# INPUT MATERIAL
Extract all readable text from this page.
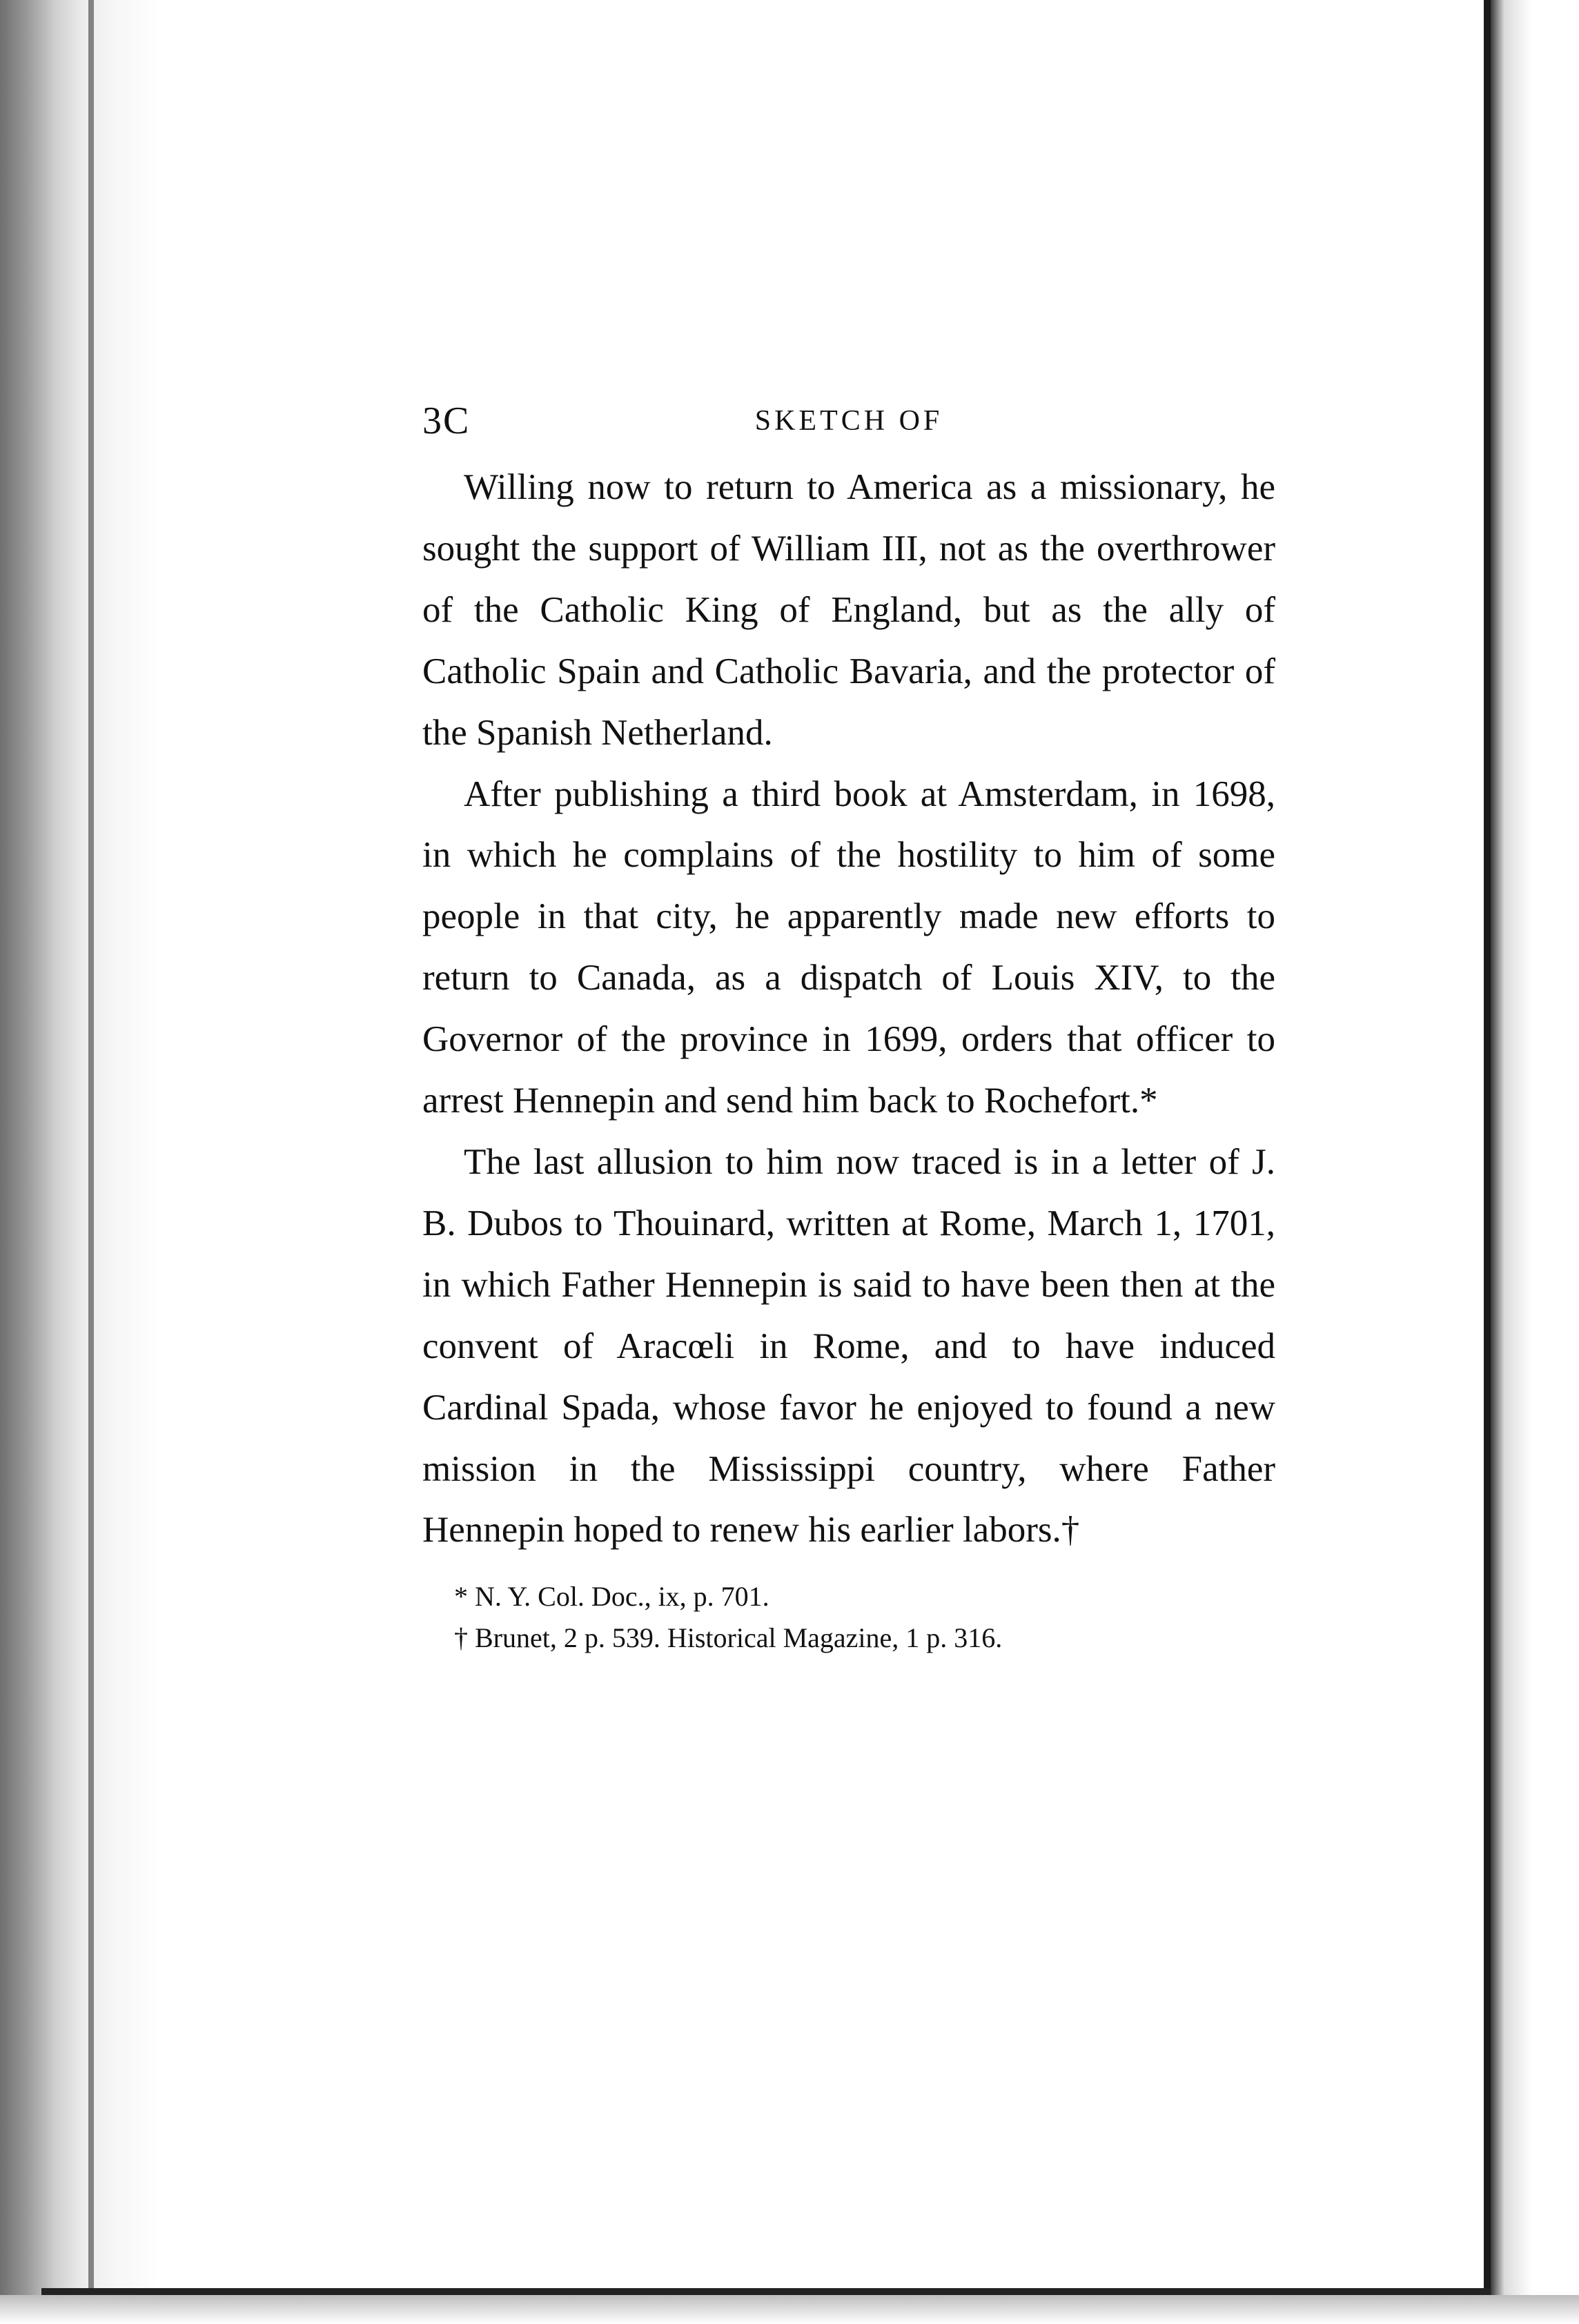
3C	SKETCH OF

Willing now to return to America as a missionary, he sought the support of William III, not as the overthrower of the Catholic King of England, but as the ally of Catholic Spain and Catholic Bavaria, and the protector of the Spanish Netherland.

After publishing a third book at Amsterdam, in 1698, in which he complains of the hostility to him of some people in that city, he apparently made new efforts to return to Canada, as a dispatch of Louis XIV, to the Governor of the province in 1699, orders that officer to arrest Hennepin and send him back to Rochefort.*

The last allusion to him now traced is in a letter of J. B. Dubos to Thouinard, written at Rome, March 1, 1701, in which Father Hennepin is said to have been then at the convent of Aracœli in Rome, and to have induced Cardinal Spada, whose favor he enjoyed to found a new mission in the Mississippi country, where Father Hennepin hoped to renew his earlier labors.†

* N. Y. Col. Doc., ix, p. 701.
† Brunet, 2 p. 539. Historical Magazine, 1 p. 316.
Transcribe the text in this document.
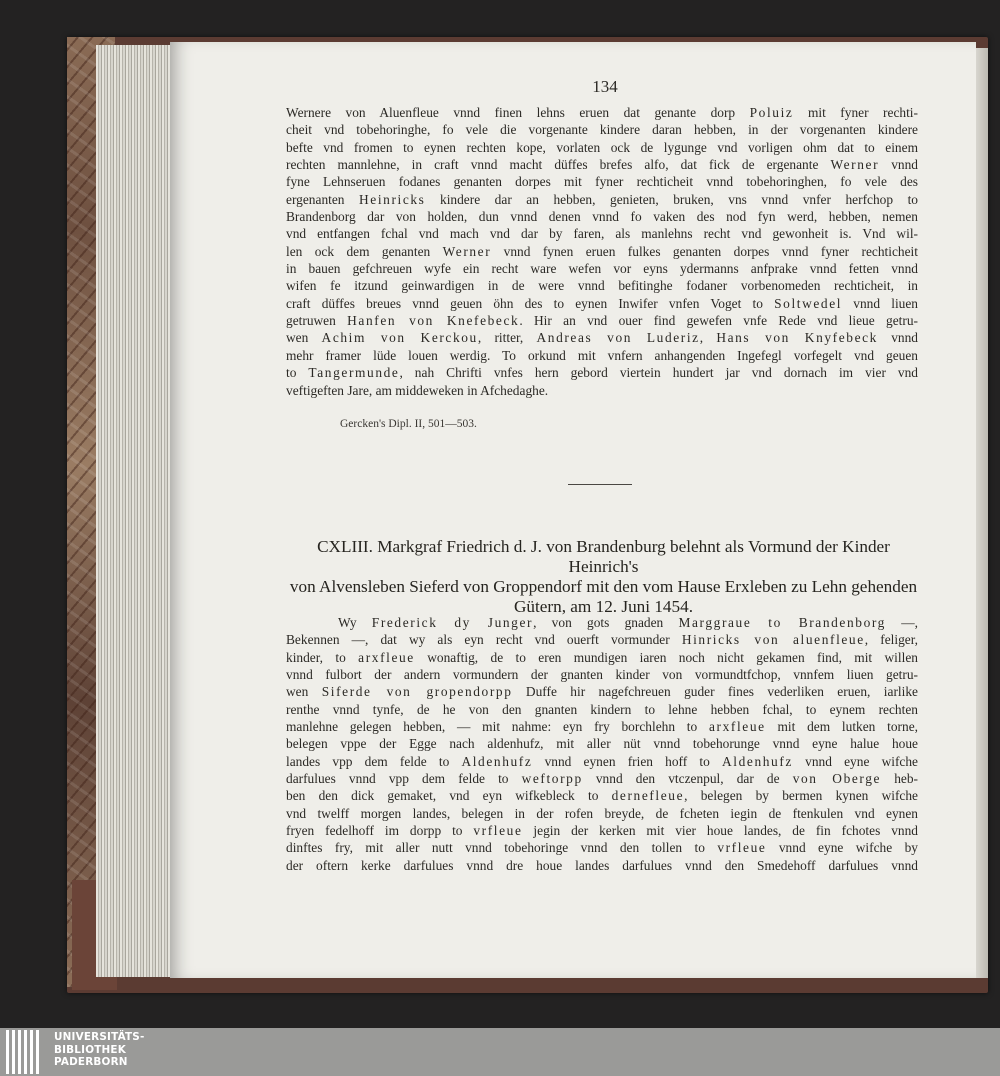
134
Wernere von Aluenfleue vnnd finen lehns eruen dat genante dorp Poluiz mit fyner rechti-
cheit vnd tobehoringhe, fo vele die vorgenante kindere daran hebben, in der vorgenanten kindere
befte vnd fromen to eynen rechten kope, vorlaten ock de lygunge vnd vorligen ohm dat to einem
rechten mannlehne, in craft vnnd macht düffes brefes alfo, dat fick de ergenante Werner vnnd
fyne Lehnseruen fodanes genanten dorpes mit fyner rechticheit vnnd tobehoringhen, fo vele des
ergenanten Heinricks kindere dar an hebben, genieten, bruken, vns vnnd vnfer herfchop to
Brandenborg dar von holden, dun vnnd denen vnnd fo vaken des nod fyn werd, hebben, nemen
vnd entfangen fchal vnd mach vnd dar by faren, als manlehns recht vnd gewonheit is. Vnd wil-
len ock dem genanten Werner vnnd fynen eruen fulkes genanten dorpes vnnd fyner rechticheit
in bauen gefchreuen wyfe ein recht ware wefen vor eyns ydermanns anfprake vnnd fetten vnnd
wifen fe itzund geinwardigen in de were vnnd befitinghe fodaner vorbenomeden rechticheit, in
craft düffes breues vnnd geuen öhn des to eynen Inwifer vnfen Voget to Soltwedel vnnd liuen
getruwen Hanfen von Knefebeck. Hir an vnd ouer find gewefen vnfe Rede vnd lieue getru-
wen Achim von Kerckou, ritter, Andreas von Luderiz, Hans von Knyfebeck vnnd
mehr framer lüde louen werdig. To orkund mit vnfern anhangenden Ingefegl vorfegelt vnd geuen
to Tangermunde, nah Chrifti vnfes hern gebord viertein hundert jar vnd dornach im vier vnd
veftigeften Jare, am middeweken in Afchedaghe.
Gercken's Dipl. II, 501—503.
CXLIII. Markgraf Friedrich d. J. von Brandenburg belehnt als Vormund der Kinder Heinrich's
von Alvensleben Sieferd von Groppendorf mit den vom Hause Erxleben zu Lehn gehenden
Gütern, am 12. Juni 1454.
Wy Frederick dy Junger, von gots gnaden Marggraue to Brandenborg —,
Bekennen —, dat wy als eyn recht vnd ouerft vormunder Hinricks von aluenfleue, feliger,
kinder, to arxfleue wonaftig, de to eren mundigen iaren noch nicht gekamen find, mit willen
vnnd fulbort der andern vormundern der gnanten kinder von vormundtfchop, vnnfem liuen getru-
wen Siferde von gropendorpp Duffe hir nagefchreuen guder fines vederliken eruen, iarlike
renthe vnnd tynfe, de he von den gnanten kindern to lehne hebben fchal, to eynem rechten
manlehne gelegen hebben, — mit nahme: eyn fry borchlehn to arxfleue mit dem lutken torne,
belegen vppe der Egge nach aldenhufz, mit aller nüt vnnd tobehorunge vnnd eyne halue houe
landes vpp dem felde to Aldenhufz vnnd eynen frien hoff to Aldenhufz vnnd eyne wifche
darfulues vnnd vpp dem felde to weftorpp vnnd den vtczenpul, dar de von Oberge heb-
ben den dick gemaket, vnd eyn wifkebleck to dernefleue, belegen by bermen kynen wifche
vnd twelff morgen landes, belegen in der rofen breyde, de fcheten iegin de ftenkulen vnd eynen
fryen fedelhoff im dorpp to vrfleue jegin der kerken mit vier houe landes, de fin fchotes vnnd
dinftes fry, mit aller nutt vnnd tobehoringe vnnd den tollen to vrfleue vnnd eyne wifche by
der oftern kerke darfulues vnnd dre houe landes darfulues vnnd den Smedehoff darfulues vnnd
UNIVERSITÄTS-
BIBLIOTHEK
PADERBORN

# INSTRUCTIONS TO FOLLOW
Without including any pictures, print each record exactly.

# FULL RESPONSE
Extract all readable text from this page.
3C	SKETCH OF

Willing now to return to America as a missionary, he sought the support of William III, not as the overthrower of the Catholic King of England, but as the ally of Catholic Spain and Catholic Bavaria, and the protector of the Spanish Netherland.

After publishing a third book at Amsterdam, in 1698, in which he complains of the hostility to him of some people in that city, he apparently made new efforts to return to Canada, as a dispatch of Louis XIV, to the Governor of the province in 1699, orders that officer to arrest Hennepin and send him back to Rochefort.*

The last allusion to him now traced is in a letter of J. B. Dubos to Thouinard, written at Rome, March 1, 1701, in which Father Hennepin is said to have been then at the convent of Aracœli in Rome, and to have induced Cardinal Spada, whose favor he enjoyed to found a new mission in the Mississippi country, where Father Hennepin hoped to renew his earlier labors.†

* N. Y. Col. Doc., ix, p. 701.
† Brunet, 2 p. 539. Historical Magazine, 1 p. 316.
Transcribe the text in this document.
134
Wernere von Aluenfleue vnnd finen lehns eruen dat genante dorp Poluiz mit fyner rechti-
cheit vnd tobehoringhe, fo vele die vorgenante kindere daran hebben, in der vorgenanten kindere
befte vnd fromen to eynen rechten kope, vorlaten ock de lygunge vnd vorligen ohm dat to einem
rechten mannlehne, in craft vnnd macht düffes brefes alfo, dat fick de ergenante Werner vnnd
fyne Lehnseruen fodanes genanten dorpes mit fyner rechticheit vnnd tobehoringhen, fo vele des
ergenanten Heinricks kindere dar an hebben, genieten, bruken, vns vnnd vnfer herfchop to
Brandenborg dar von holden, dun vnnd denen vnnd fo vaken des nod fyn werd, hebben, nemen
vnd entfangen fchal vnd mach vnd dar by faren, als manlehns recht vnd gewonheit is. Vnd wil-
len ock dem genanten Werner vnnd fynen eruen fulkes genanten dorpes vnnd fyner rechticheit
in bauen gefchreuen wyfe ein recht ware wefen vor eyns ydermanns anfprake vnnd fetten vnnd
wifen fe itzund geinwardigen in de were vnnd befitinghe fodaner vorbenomeden rechticheit, in
craft düffes breues vnnd geuen öhn des to eynen Inwifer vnfen Voget to Soltwedel vnnd liuen
getruwen Hanfen von Knefebeck. Hir an vnd ouer find gewefen vnfe Rede vnd lieue getru-
wen Achim von Kerckou, ritter, Andreas von Luderiz, Hans von Knyfebeck vnnd
mehr framer lüde louen werdig. To orkund mit vnfern anhangenden Ingefegl vorfegelt vnd geuen
to Tangermunde, nah Chrifti vnfes hern gebord viertein hundert jar vnd dornach im vier vnd
veftigeften Jare, am middeweken in Afchedaghe.
Gercken's Dipl. II, 501—503.
CXLIII. Markgraf Friedrich d. J. von Brandenburg belehnt als Vormund der Kinder Heinrich's
von Alvensleben Sieferd von Groppendorf mit den vom Hause Erxleben zu Lehn gehenden
Gütern, am 12. Juni 1454.
Wy Frederick dy Junger, von gots gnaden Marggraue to Brandenborg —,
Bekennen —, dat wy als eyn recht vnd ouerft vormunder Hinricks von aluenfleue, feliger,
kinder, to arxfleue wonaftig, de to eren mundigen iaren noch nicht gekamen find, mit willen
vnnd fulbort der andern vormundern der gnanten kinder von vormundtfchop, vnnfem liuen getru-
wen Siferde von gropendorpp Duffe hir nagefchreuen guder fines vederliken eruen, iarlike
renthe vnnd tynfe, de he von den gnanten kindern to lehne hebben fchal, to eynem rechten
manlehne gelegen hebben, — mit nahme: eyn fry borchlehn to arxfleue mit dem lutken torne,
belegen vppe der Egge nach aldenhufz, mit aller nüt vnnd tobehorunge vnnd eyne halue houe
landes vpp dem felde to Aldenhufz vnnd eynen frien hoff to Aldenhufz vnnd eyne wifche
darfulues vnnd vpp dem felde to weftorpp vnnd den vtczenpul, dar de von Oberge heb-
ben den dick gemaket, vnd eyn wifkebleck to dernefleue, belegen by bermen kynen wifche
vnd twelff morgen landes, belegen in der rofen breyde, de fcheten iegin de ftenkulen vnd eynen
fryen fedelhoff im dorpp to vrfleue jegin der kerken mit vier houe landes, de fin fchotes vnnd
dinftes fry, mit aller nutt vnnd tobehoringe vnnd den tollen to vrfleue vnnd eyne wifche by
der oftern kerke darfulues vnnd dre houe landes darfulues vnnd den Smedehoff darfulues vnnd
UNIVERSITÄTS-
BIBLIOTHEK
PADERBORN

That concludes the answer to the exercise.